> [Requirement]: Below is a block of records. Copy every line in it that contains the word "will".

──────── Provided entries

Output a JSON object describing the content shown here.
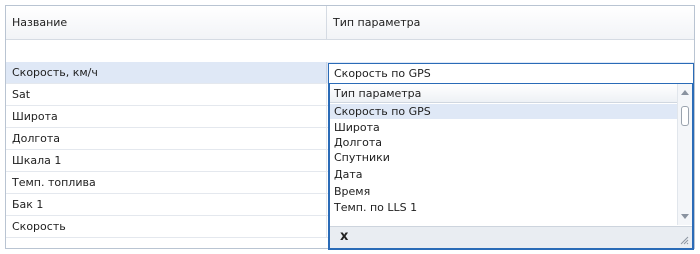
{
  "grid": {
    "columns": [
      "Название",
      "Тип параметра"
    ],
    "rows": [
      {
        "name": "Скорость, км/ч",
        "type": "Скорость по GPS"
      },
      {
        "name": "Sat",
        "type": ""
      },
      {
        "name": "Широта",
        "type": ""
      },
      {
        "name": "Долгота",
        "type": ""
      },
      {
        "name": "Шкала 1",
        "type": ""
      },
      {
        "name": "Темп. топлива",
        "type": ""
      },
      {
        "name": "Бак 1",
        "type": ""
      },
      {
        "name": "Скорость",
        "type": ""
      }
    ]
  },
  "dropdown": {
    "header": "Тип параметра",
    "items": [
      "Скорость по GPS",
      "Широта",
      "Долгота",
      "Спутники",
      "Дата",
      "Время",
      "Темп. по LLS  1"
    ],
    "selected": "Скорость по GPS",
    "close_glyph": "x"
  },
  "colors": {
    "accent": "#2a6bb7",
    "selection": "#dfe8f6",
    "grid_line": "#e4e8ee"
  }
}
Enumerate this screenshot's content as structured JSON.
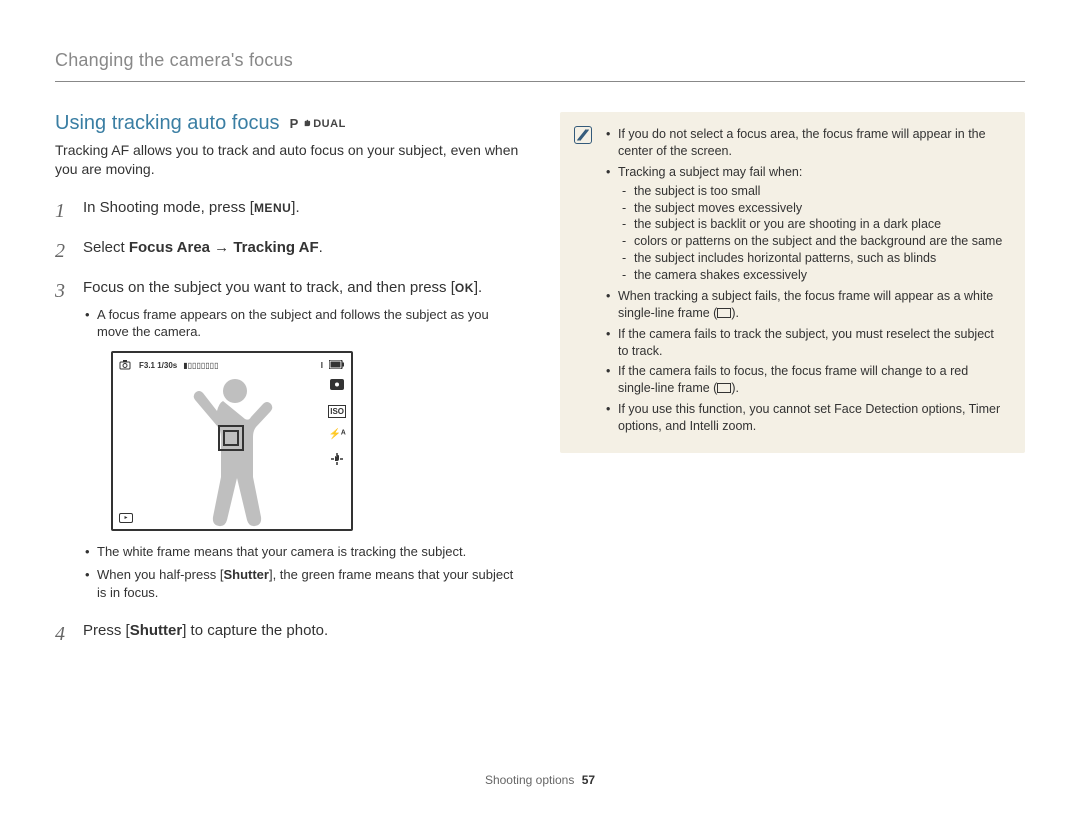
{
  "header": {
    "title": "Changing the camera's focus"
  },
  "section": {
    "title": "Using tracking auto focus",
    "modes": {
      "p": "P",
      "dual": "DUAL"
    },
    "intro": "Tracking AF allows you to track and auto focus on your subject, even when you are moving."
  },
  "steps": {
    "s1_a": "In Shooting mode, press [",
    "s1_menu": "MENU",
    "s1_b": "].",
    "s2_a": "Select ",
    "s2_b": "Focus Area",
    "s2_arrow": " → ",
    "s2_c": "Tracking AF",
    "s2_d": ".",
    "s3_a": "Focus on the subject you want to track, and then press [",
    "s3_ok": "OK",
    "s3_b": "].",
    "s3_sub1": "A focus frame appears on the subject and follows the subject as you move the camera.",
    "s3_sub2": "The white frame means that your camera is tracking the subject.",
    "s3_sub3_a": "When you half-press [",
    "s3_sub3_b": "Shutter",
    "s3_sub3_c": "], the green frame means that your subject is in focus.",
    "s4_a": "Press [",
    "s4_b": "Shutter",
    "s4_c": "] to capture the photo."
  },
  "lcd": {
    "exposure": "F3.1 1/30s",
    "bar": "▮▯▯▯▯▯▯▯",
    "count": "I",
    "iso": "ISO",
    "flash": "⚡ᴬ",
    "hand": "✋"
  },
  "notes": {
    "n1": "If you do not select a focus area, the focus frame will appear in the center of the screen.",
    "n2": "Tracking a subject may fail when:",
    "n2a": "the subject is too small",
    "n2b": "the subject moves excessively",
    "n2c": "the subject is backlit or you are shooting in a dark place",
    "n2d": "colors or patterns on the subject and the background are the same",
    "n2e": "the subject includes horizontal patterns, such as blinds",
    "n2f": "the camera shakes excessively",
    "n3a": "When tracking a subject fails, the focus frame will appear as a white single-line frame (",
    "n3b": ").",
    "n4": "If the camera fails to track the subject, you must reselect the subject to track.",
    "n5a": "If the camera fails to focus, the focus frame will change to a red single-line frame (",
    "n5b": ").",
    "n6": "If you use this function, you cannot set Face Detection options, Timer options, and Intelli zoom."
  },
  "footer": {
    "section": "Shooting options",
    "page": "57"
  }
}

────────────────

> [Response for this exercise]:
    "n1": "If you do not select a focus area, the focus frame will appear in the center of the screen.",
    "n3a": "When tracking a subject fails, the focus frame will appear as a white single-line frame (",
    "n5a": "If the camera fails to focus, the focus frame will change to a red single-line frame (",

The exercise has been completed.